**EXERCISE OBJECTIVE:** Quote every line of the entries below word for word. Leave the pictures out of your answer.

Box coordinate listings:
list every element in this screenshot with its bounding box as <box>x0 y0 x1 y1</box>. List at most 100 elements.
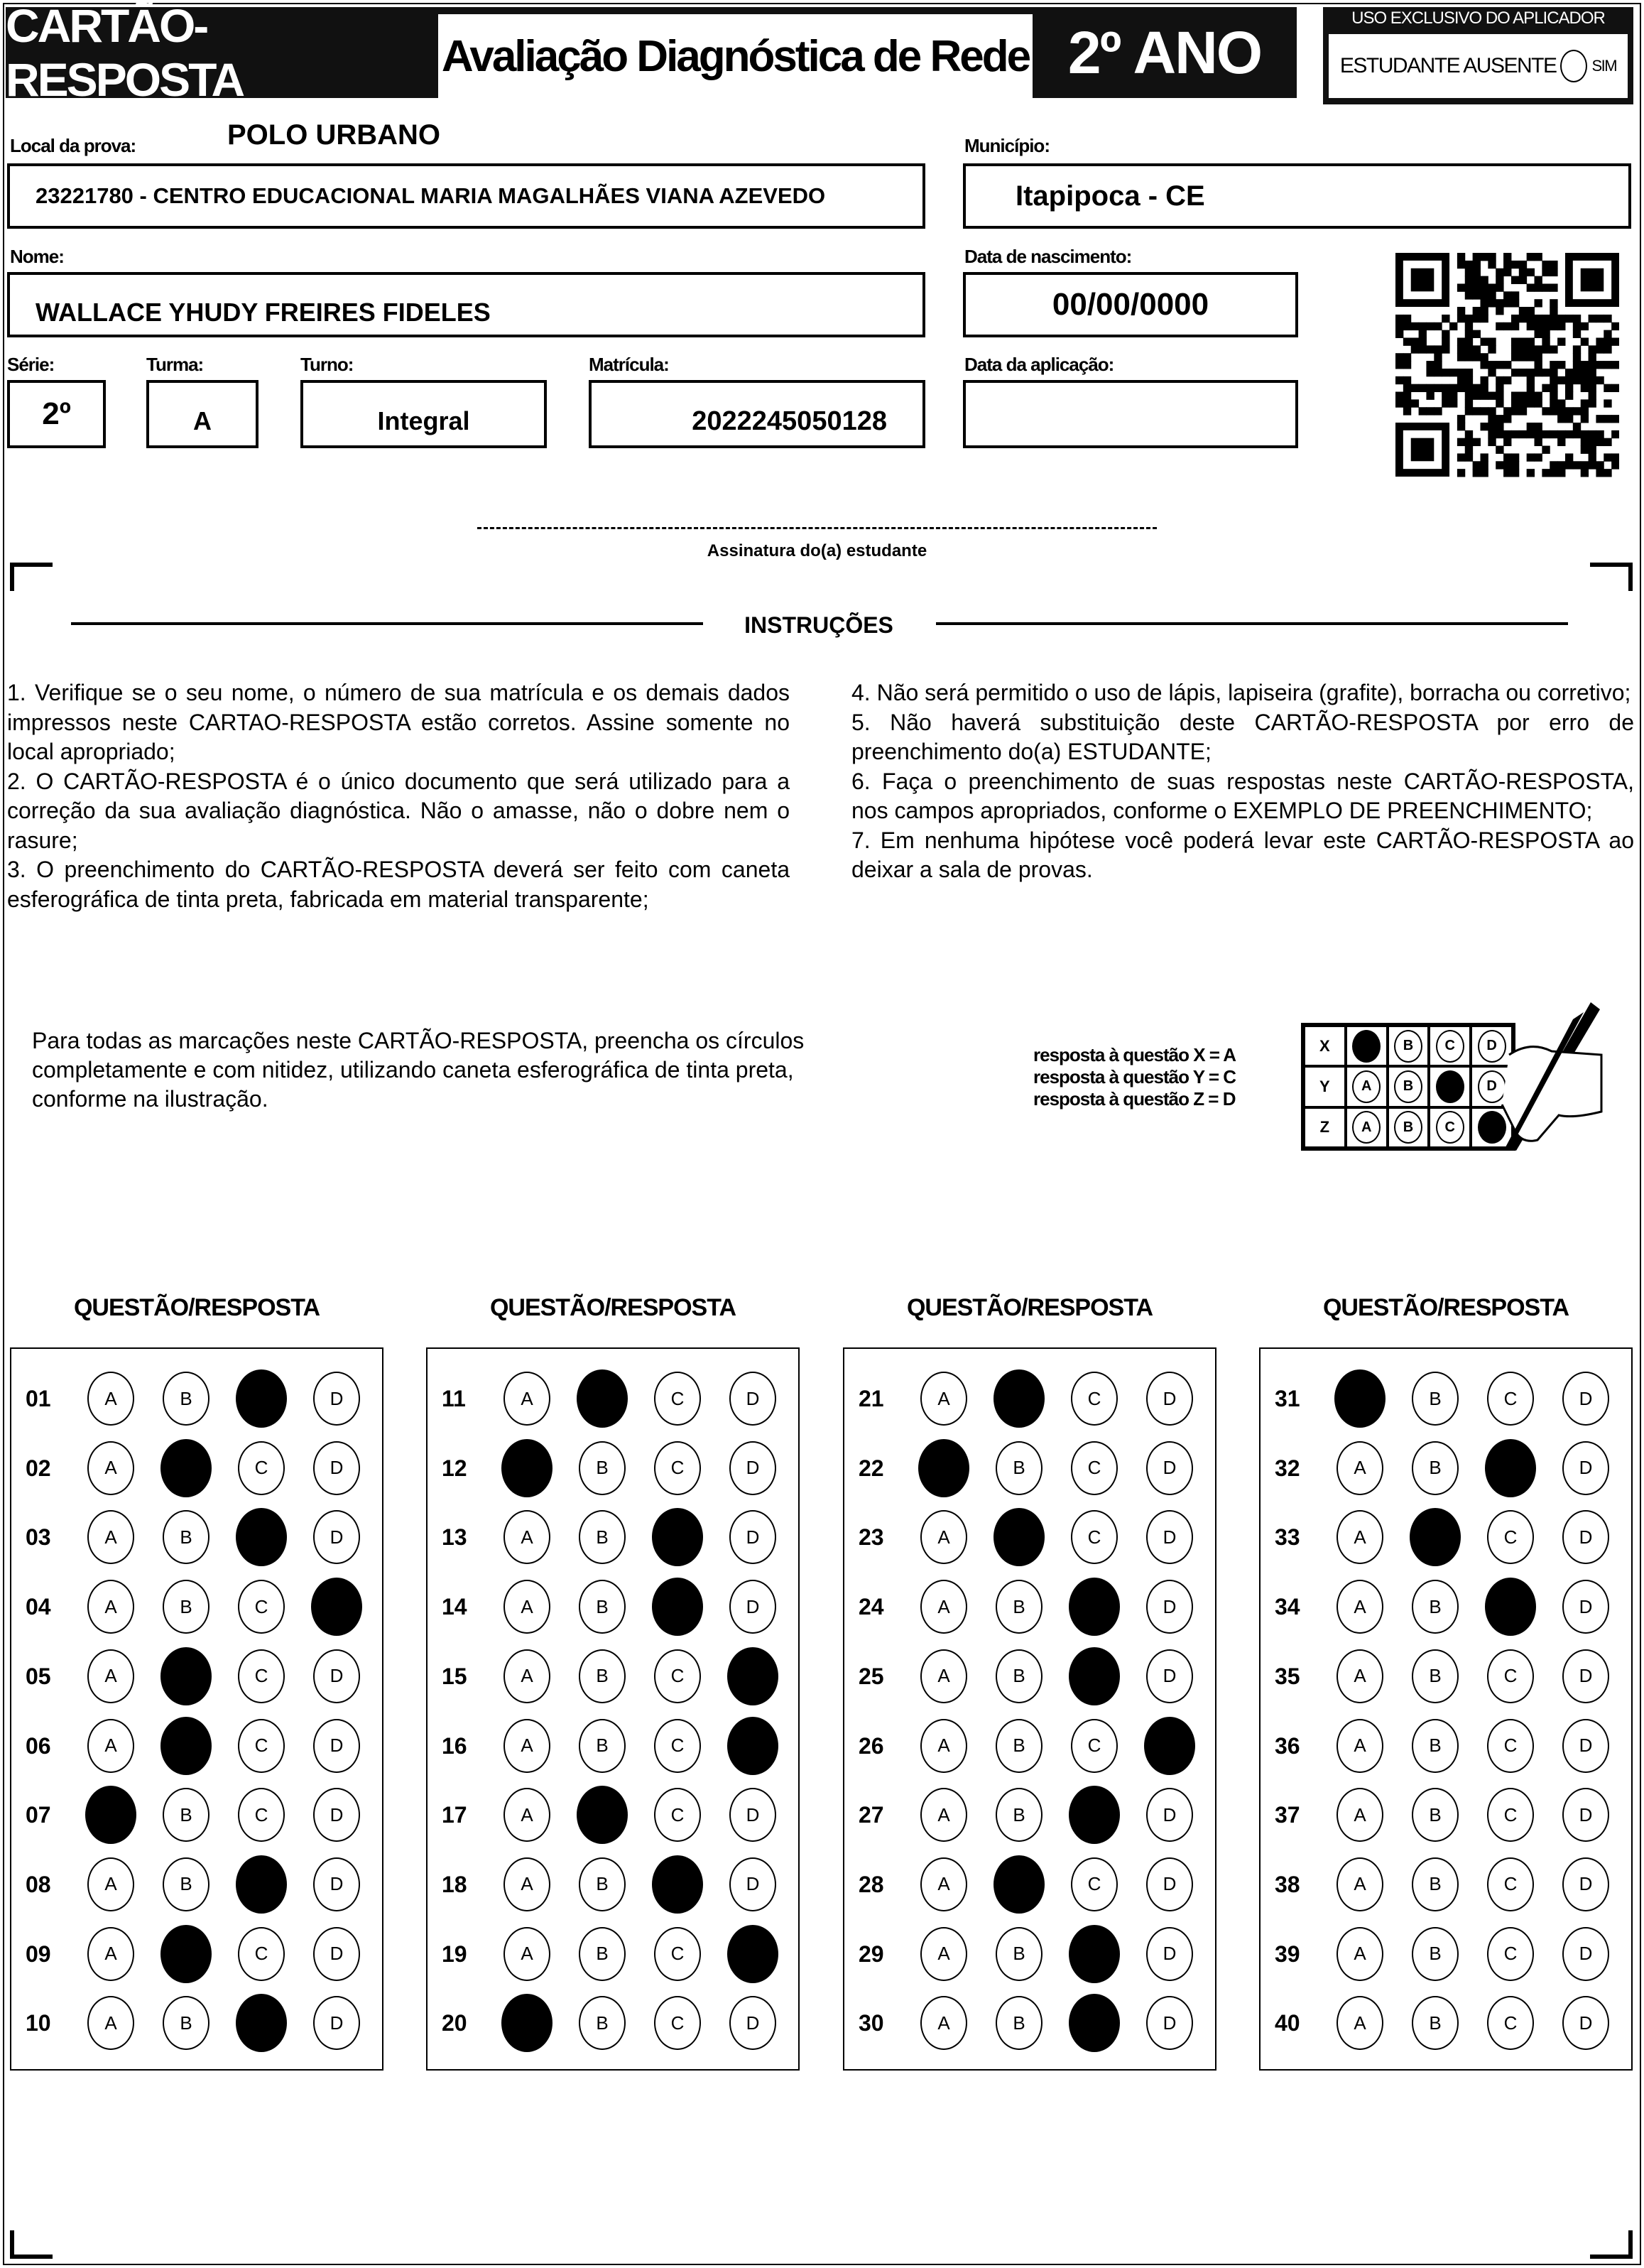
answer-bubble[interactable]: C <box>238 1649 285 1703</box>
answer-bubble[interactable]: B <box>163 1788 209 1843</box>
answer-bubble-filled[interactable] <box>994 1855 1045 1914</box>
answer-bubble[interactable]: C <box>1071 1440 1118 1495</box>
answer-bubble-filled[interactable] <box>1144 1716 1195 1775</box>
answer-bubble[interactable]: C <box>1487 1788 1534 1843</box>
answer-bubble[interactable]: A <box>87 1857 134 1911</box>
answer-bubble[interactable]: C <box>1487 1372 1534 1426</box>
answer-bubble[interactable]: C <box>654 1372 701 1426</box>
answer-bubble-filled[interactable] <box>236 1508 287 1567</box>
answer-bubble[interactable]: A <box>87 1718 134 1773</box>
answer-bubble[interactable]: A <box>920 1510 967 1565</box>
answer-bubble[interactable]: D <box>729 1788 776 1843</box>
answer-bubble[interactable]: A <box>1337 1718 1383 1773</box>
answer-bubble[interactable]: C <box>1071 1718 1118 1773</box>
answer-bubble[interactable]: D <box>729 1580 776 1634</box>
answer-bubble[interactable]: B <box>579 1580 626 1634</box>
answer-bubble[interactable]: D <box>313 1372 360 1426</box>
answer-bubble[interactable]: B <box>163 1580 209 1634</box>
answer-bubble[interactable]: B <box>996 1788 1043 1843</box>
answer-bubble-filled[interactable] <box>1485 1438 1536 1497</box>
answer-bubble[interactable]: A <box>87 1580 134 1634</box>
answer-bubble[interactable]: D <box>729 1440 776 1495</box>
answer-bubble[interactable]: D <box>313 1857 360 1911</box>
answer-bubble[interactable]: C <box>654 1440 701 1495</box>
answer-bubble[interactable]: A <box>920 1857 967 1911</box>
answer-bubble[interactable]: B <box>1412 1580 1459 1634</box>
answer-bubble[interactable]: D <box>729 1510 776 1565</box>
answer-bubble[interactable]: A <box>87 1372 134 1426</box>
answer-bubble[interactable]: B <box>1412 1718 1459 1773</box>
answer-bubble[interactable]: B <box>996 1718 1043 1773</box>
answer-bubble-filled[interactable] <box>727 1646 778 1705</box>
answer-bubble[interactable]: A <box>503 1718 550 1773</box>
answer-bubble-filled[interactable] <box>652 1855 703 1914</box>
answer-bubble-filled[interactable] <box>994 1369 1045 1428</box>
answer-bubble[interactable]: A <box>87 1996 134 2051</box>
answer-bubble[interactable]: C <box>654 1788 701 1843</box>
answer-bubble[interactable]: C <box>1487 1926 1534 1981</box>
answer-bubble[interactable]: B <box>996 1996 1043 2051</box>
answer-bubble-filled[interactable] <box>652 1508 703 1567</box>
answer-bubble-filled[interactable] <box>501 1438 552 1497</box>
answer-bubble[interactable]: C <box>1071 1510 1118 1565</box>
answer-bubble-filled[interactable] <box>577 1369 628 1428</box>
answer-bubble[interactable]: A <box>1337 1580 1383 1634</box>
answer-bubble-filled[interactable] <box>501 1994 552 2053</box>
answer-bubble[interactable]: A <box>920 1926 967 1981</box>
answer-bubble[interactable]: A <box>1337 1440 1383 1495</box>
answer-bubble[interactable]: B <box>996 1440 1043 1495</box>
answer-bubble-filled[interactable] <box>85 1786 136 1845</box>
answer-bubble-filled[interactable] <box>1069 1646 1120 1705</box>
answer-bubble[interactable]: C <box>1071 1372 1118 1426</box>
answer-bubble[interactable]: B <box>579 1510 626 1565</box>
answer-bubble[interactable]: A <box>503 1580 550 1634</box>
answer-bubble[interactable]: C <box>1487 1718 1534 1773</box>
answer-bubble-filled[interactable] <box>160 1438 212 1497</box>
answer-bubble-filled[interactable] <box>1069 1924 1120 1983</box>
answer-bubble[interactable]: C <box>654 1996 701 2051</box>
answer-bubble[interactable]: D <box>729 1996 776 2051</box>
answer-bubble[interactable]: C <box>1487 1649 1534 1703</box>
answer-bubble[interactable]: B <box>996 1580 1043 1634</box>
answer-bubble[interactable]: D <box>1562 1649 1609 1703</box>
answer-bubble[interactable]: C <box>238 1788 285 1843</box>
answer-bubble[interactable]: A <box>503 1649 550 1703</box>
answer-bubble[interactable]: C <box>654 1926 701 1981</box>
answer-bubble[interactable]: C <box>1487 1857 1534 1911</box>
answer-bubble-filled[interactable] <box>1334 1369 1386 1428</box>
answer-bubble[interactable]: B <box>579 1440 626 1495</box>
answer-bubble[interactable]: D <box>313 1788 360 1843</box>
answer-bubble[interactable]: D <box>313 1926 360 1981</box>
answer-bubble-filled[interactable] <box>160 1716 212 1775</box>
answer-bubble[interactable]: A <box>920 1996 967 2051</box>
answer-bubble[interactable]: D <box>1146 1649 1193 1703</box>
answer-bubble[interactable]: D <box>1146 1926 1193 1981</box>
answer-bubble[interactable]: B <box>1412 1857 1459 1911</box>
answer-bubble-filled[interactable] <box>727 1924 778 1983</box>
answer-bubble[interactable]: D <box>1146 1996 1193 2051</box>
answer-bubble[interactable]: A <box>503 1857 550 1911</box>
answer-bubble[interactable]: C <box>1071 1857 1118 1911</box>
answer-bubble[interactable]: A <box>503 1510 550 1565</box>
answer-bubble[interactable]: D <box>1562 1372 1609 1426</box>
answer-bubble[interactable]: D <box>1562 1718 1609 1773</box>
answer-bubble[interactable]: A <box>87 1649 134 1703</box>
answer-bubble[interactable]: D <box>1562 1510 1609 1565</box>
answer-bubble[interactable]: B <box>579 1857 626 1911</box>
answer-bubble-filled[interactable] <box>652 1578 703 1637</box>
answer-bubble-filled[interactable] <box>1069 1578 1120 1637</box>
answer-bubble[interactable]: C <box>654 1718 701 1773</box>
answer-bubble[interactable]: A <box>920 1718 967 1773</box>
answer-bubble[interactable]: A <box>87 1440 134 1495</box>
answer-bubble-filled[interactable] <box>236 1994 287 2053</box>
answer-bubble[interactable]: D <box>313 1996 360 2051</box>
answer-bubble[interactable]: B <box>1412 1788 1459 1843</box>
answer-bubble[interactable]: D <box>729 1857 776 1911</box>
answer-bubble[interactable]: D <box>313 1649 360 1703</box>
answer-bubble[interactable]: D <box>1562 1580 1609 1634</box>
answer-bubble[interactable]: B <box>1412 1649 1459 1703</box>
answer-bubble[interactable]: D <box>1146 1580 1193 1634</box>
answer-bubble-filled[interactable] <box>160 1924 212 1983</box>
answer-bubble[interactable]: A <box>503 1926 550 1981</box>
answer-bubble[interactable]: C <box>238 1718 285 1773</box>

**RESULT BELOW:**
list every element in this screenshot with its bounding box as <box>x0 y0 x1 y1</box>. List at most 100 elements.
answer-bubble[interactable]: C <box>238 1649 285 1703</box>
answer-bubble[interactable]: B <box>163 1788 209 1843</box>
answer-bubble-filled[interactable] <box>994 1855 1045 1914</box>
answer-bubble[interactable]: C <box>1071 1440 1118 1495</box>
answer-bubble-filled[interactable] <box>1144 1716 1195 1775</box>
answer-bubble[interactable]: C <box>1487 1788 1534 1843</box>
answer-bubble[interactable]: A <box>87 1857 134 1911</box>
answer-bubble[interactable]: C <box>1487 1372 1534 1426</box>
answer-bubble[interactable]: C <box>654 1372 701 1426</box>
answer-bubble-filled[interactable] <box>236 1508 287 1567</box>
answer-bubble[interactable]: A <box>87 1718 134 1773</box>
answer-bubble[interactable]: A <box>920 1510 967 1565</box>
answer-bubble[interactable]: D <box>729 1788 776 1843</box>
answer-bubble[interactable]: A <box>1337 1718 1383 1773</box>
answer-bubble[interactable]: C <box>1071 1718 1118 1773</box>
answer-bubble[interactable]: D <box>729 1580 776 1634</box>
answer-bubble[interactable]: B <box>579 1580 626 1634</box>
answer-bubble[interactable]: D <box>313 1372 360 1426</box>
answer-bubble[interactable]: B <box>163 1580 209 1634</box>
answer-bubble[interactable]: B <box>996 1788 1043 1843</box>
answer-bubble-filled[interactable] <box>1485 1438 1536 1497</box>
answer-bubble[interactable]: A <box>87 1580 134 1634</box>
answer-bubble[interactable]: D <box>729 1440 776 1495</box>
answer-bubble[interactable]: D <box>313 1857 360 1911</box>
answer-bubble[interactable]: C <box>654 1440 701 1495</box>
answer-bubble[interactable]: A <box>920 1857 967 1911</box>
answer-bubble[interactable]: B <box>1412 1580 1459 1634</box>
answer-bubble[interactable]: D <box>729 1510 776 1565</box>
answer-bubble[interactable]: A <box>87 1372 134 1426</box>
answer-bubble[interactable]: B <box>1412 1718 1459 1773</box>
answer-bubble[interactable]: B <box>996 1718 1043 1773</box>
answer-bubble-filled[interactable] <box>727 1646 778 1705</box>
answer-bubble[interactable]: A <box>503 1718 550 1773</box>
answer-bubble-filled[interactable] <box>652 1855 703 1914</box>
answer-bubble-filled[interactable] <box>994 1369 1045 1428</box>
answer-bubble[interactable]: A <box>87 1996 134 2051</box>
answer-bubble[interactable]: C <box>654 1788 701 1843</box>
answer-bubble[interactable]: C <box>1487 1926 1534 1981</box>
answer-bubble[interactable]: B <box>996 1996 1043 2051</box>
answer-bubble-filled[interactable] <box>652 1508 703 1567</box>
answer-bubble-filled[interactable] <box>501 1438 552 1497</box>
answer-bubble[interactable]: C <box>1071 1510 1118 1565</box>
answer-bubble-filled[interactable] <box>577 1369 628 1428</box>
answer-bubble[interactable]: A <box>1337 1580 1383 1634</box>
answer-bubble-filled[interactable] <box>501 1994 552 2053</box>
answer-bubble[interactable]: A <box>920 1926 967 1981</box>
answer-bubble[interactable]: A <box>1337 1440 1383 1495</box>
answer-bubble[interactable]: B <box>996 1440 1043 1495</box>
answer-bubble-filled[interactable] <box>85 1786 136 1845</box>
answer-bubble-filled[interactable] <box>1069 1646 1120 1705</box>
answer-bubble[interactable]: C <box>1071 1372 1118 1426</box>
answer-bubble[interactable]: B <box>579 1510 626 1565</box>
answer-bubble[interactable]: A <box>503 1580 550 1634</box>
answer-bubble[interactable]: C <box>1487 1718 1534 1773</box>
answer-bubble-filled[interactable] <box>160 1438 212 1497</box>
answer-bubble-filled[interactable] <box>1069 1924 1120 1983</box>
answer-bubble[interactable]: C <box>654 1996 701 2051</box>
answer-bubble[interactable]: D <box>729 1996 776 2051</box>
answer-bubble[interactable]: C <box>1487 1649 1534 1703</box>
answer-bubble[interactable]: B <box>996 1580 1043 1634</box>
answer-bubble[interactable]: D <box>1562 1649 1609 1703</box>
answer-bubble[interactable]: C <box>238 1788 285 1843</box>
answer-bubble[interactable]: A <box>503 1649 550 1703</box>
answer-bubble[interactable]: C <box>654 1926 701 1981</box>
answer-bubble[interactable]: C <box>1487 1857 1534 1911</box>
answer-bubble-filled[interactable] <box>1334 1369 1386 1428</box>
answer-bubble[interactable]: B <box>579 1440 626 1495</box>
answer-bubble[interactable]: D <box>313 1788 360 1843</box>
answer-bubble[interactable]: D <box>313 1926 360 1981</box>
answer-bubble-filled[interactable] <box>160 1716 212 1775</box>
answer-bubble[interactable]: A <box>920 1996 967 2051</box>
answer-bubble[interactable]: D <box>1146 1649 1193 1703</box>
answer-bubble[interactable]: D <box>1146 1926 1193 1981</box>
answer-bubble[interactable]: B <box>1412 1857 1459 1911</box>
answer-bubble-filled[interactable] <box>727 1924 778 1983</box>
answer-bubble[interactable]: D <box>1146 1996 1193 2051</box>
answer-bubble[interactable]: A <box>503 1857 550 1911</box>
answer-bubble[interactable]: C <box>1071 1857 1118 1911</box>
answer-bubble[interactable]: A <box>503 1510 550 1565</box>
answer-bubble[interactable]: D <box>1562 1372 1609 1426</box>
answer-bubble[interactable]: D <box>1562 1718 1609 1773</box>
answer-bubble[interactable]: A <box>87 1649 134 1703</box>
answer-bubble[interactable]: D <box>1562 1510 1609 1565</box>
answer-bubble[interactable]: B <box>579 1857 626 1911</box>
answer-bubble-filled[interactable] <box>652 1578 703 1637</box>
answer-bubble-filled[interactable] <box>1069 1578 1120 1637</box>
answer-bubble[interactable]: C <box>654 1718 701 1773</box>
answer-bubble[interactable]: A <box>920 1718 967 1773</box>
answer-bubble[interactable]: A <box>87 1440 134 1495</box>
answer-bubble-filled[interactable] <box>236 1994 287 2053</box>
answer-bubble[interactable]: D <box>313 1996 360 2051</box>
answer-bubble[interactable]: B <box>1412 1788 1459 1843</box>
answer-bubble[interactable]: D <box>729 1857 776 1911</box>
answer-bubble[interactable]: D <box>313 1649 360 1703</box>
answer-bubble[interactable]: D <box>1562 1580 1609 1634</box>
answer-bubble[interactable]: B <box>1412 1649 1459 1703</box>
answer-bubble[interactable]: D <box>1146 1580 1193 1634</box>
answer-bubble-filled[interactable] <box>160 1924 212 1983</box>
answer-bubble[interactable]: A <box>503 1926 550 1981</box>
answer-bubble[interactable]: C <box>238 1718 285 1773</box>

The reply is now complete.